> _Dataset records_
━━━━━━
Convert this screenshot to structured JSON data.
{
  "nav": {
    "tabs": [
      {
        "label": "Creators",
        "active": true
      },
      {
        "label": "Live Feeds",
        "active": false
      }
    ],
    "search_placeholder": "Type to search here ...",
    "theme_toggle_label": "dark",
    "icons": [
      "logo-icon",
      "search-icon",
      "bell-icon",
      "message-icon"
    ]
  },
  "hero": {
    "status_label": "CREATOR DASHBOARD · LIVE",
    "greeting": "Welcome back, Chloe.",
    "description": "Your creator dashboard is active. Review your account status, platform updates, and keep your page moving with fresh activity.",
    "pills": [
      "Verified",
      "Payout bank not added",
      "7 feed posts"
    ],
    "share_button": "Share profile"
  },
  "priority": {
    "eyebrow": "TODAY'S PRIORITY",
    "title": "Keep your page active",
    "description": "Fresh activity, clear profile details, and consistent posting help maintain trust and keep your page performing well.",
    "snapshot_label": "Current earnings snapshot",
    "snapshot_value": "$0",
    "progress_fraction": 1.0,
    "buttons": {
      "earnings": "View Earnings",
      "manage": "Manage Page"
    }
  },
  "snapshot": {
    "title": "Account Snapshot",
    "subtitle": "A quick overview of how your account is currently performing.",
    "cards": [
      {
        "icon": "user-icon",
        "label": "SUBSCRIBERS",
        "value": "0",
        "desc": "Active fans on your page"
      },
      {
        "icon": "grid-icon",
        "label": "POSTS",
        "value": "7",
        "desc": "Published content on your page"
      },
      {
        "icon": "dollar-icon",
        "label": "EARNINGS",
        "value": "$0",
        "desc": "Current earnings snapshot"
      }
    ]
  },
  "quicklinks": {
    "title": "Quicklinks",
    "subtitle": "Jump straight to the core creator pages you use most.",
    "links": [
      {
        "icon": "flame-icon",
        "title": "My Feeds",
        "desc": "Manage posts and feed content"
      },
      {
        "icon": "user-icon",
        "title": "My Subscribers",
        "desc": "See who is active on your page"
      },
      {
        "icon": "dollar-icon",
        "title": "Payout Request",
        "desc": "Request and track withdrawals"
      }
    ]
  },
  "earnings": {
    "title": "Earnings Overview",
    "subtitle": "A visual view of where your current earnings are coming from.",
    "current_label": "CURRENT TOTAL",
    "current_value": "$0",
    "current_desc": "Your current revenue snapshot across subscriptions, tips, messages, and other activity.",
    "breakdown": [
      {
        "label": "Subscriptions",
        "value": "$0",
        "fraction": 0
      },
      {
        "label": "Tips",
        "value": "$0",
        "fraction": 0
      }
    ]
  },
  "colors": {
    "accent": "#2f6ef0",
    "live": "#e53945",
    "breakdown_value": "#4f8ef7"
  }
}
━━━━━━
> _DIRECTION_
Using the data above, print every record exactly as shown.

> _SOLUTION FOR THIS EXERCISE_
Convert this screenshot to structured JSON data.
{
  "nav": {
    "tabs": [
      {
        "label": "Creators",
        "active": true
      },
      {
        "label": "Live Feeds",
        "active": false
      }
    ],
    "search_placeholder": "Type to search here ...",
    "theme_toggle_label": "dark",
    "icons": [
      "logo-icon",
      "search-icon",
      "bell-icon",
      "message-icon"
    ]
  },
  "hero": {
    "status_label": "CREATOR DASHBOARD · LIVE",
    "greeting": "Welcome back, Chloe.",
    "description": "Your creator dashboard is active. Review your account status, platform updates, and keep your page moving with fresh activity.",
    "pills": [
      "Verified",
      "Payout bank not added",
      "7 feed posts"
    ],
    "share_button": "Share profile"
  },
  "priority": {
    "eyebrow": "TODAY'S PRIORITY",
    "title": "Keep your page active",
    "description": "Fresh activity, clear profile details, and consistent posting help maintain trust and keep your page performing well.",
    "snapshot_label": "Current earnings snapshot",
    "snapshot_value": "$0",
    "progress_fraction": 1.0,
    "buttons": {
      "earnings": "View Earnings",
      "manage": "Manage Page"
    }
  },
  "snapshot": {
    "title": "Account Snapshot",
    "subtitle": "A quick overview of how your account is currently performing.",
    "cards": [
      {
        "icon": "user-icon",
        "label": "SUBSCRIBERS",
        "value": "0",
        "desc": "Active fans on your page"
      },
      {
        "icon": "grid-icon",
        "label": "POSTS",
        "value": "7",
        "desc": "Published content on your page"
      },
      {
        "icon": "dollar-icon",
        "label": "EARNINGS",
        "value": "$0",
        "desc": "Current earnings snapshot"
      }
    ]
  },
  "quicklinks": {
    "title": "Quicklinks",
    "subtitle": "Jump straight to the core creator pages you use most.",
    "links": [
      {
        "icon": "flame-icon",
        "title": "My Feeds",
        "desc": "Manage posts and feed content"
      },
      {
        "icon": "user-icon",
        "title": "My Subscribers",
        "desc": "See who is active on your page"
      },
      {
        "icon": "dollar-icon",
        "title": "Payout Request",
        "desc": "Request and track withdrawals"
      }
    ]
  },
  "earnings": {
    "title": "Earnings Overview",
    "subtitle": "A visual view of where your current earnings are coming from.",
    "current_label": "CURRENT TOTAL",
    "current_value": "$0",
    "current_desc": "Your current revenue snapshot across subscriptions, tips, messages, and other activity.",
    "breakdown": [
      {
        "label": "Subscriptions",
        "value": "$0",
        "fraction": 0
      },
      {
        "label": "Tips",
        "value": "$0",
        "fraction": 0
      }
    ]
  },
  "colors": {
    "accent": "#2f6ef0",
    "live": "#e53945",
    "breakdown_value": "#4f8ef7"
  }
}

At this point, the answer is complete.